GIVEN ENTRIES:
___
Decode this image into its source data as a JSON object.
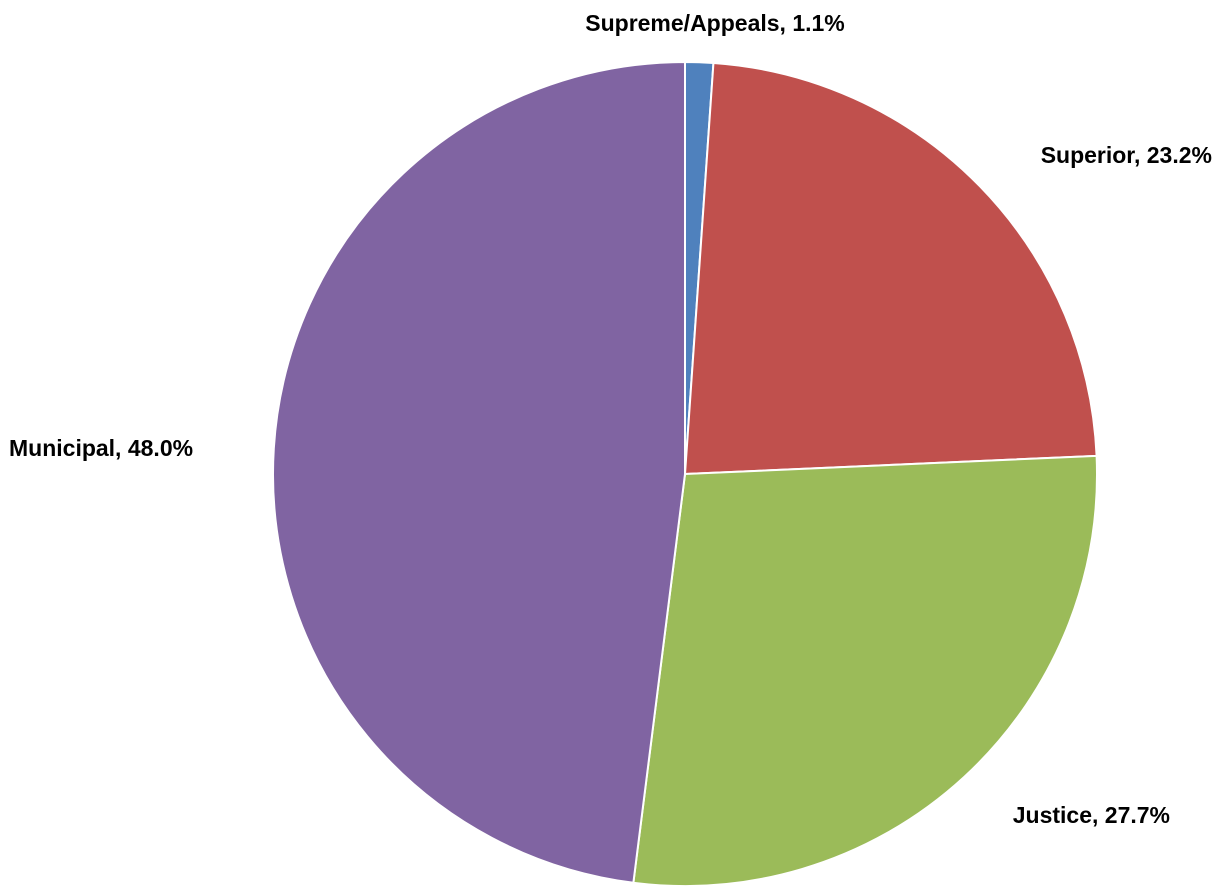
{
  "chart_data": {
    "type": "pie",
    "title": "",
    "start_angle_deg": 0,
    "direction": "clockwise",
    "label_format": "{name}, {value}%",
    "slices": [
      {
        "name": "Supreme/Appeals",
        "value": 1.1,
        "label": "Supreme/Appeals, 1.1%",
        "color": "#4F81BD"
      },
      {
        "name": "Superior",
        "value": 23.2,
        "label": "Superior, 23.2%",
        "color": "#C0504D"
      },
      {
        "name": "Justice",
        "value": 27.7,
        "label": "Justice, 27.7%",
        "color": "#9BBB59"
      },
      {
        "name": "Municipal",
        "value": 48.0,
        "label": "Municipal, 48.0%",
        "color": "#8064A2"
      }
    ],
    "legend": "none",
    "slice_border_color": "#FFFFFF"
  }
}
___
DIRECTIONS: Look over the records above and copy each line that includes the string "Municipal".

WRITTEN RESPONSE:
        "name": "Municipal",
        "label": "Municipal, 48.0%",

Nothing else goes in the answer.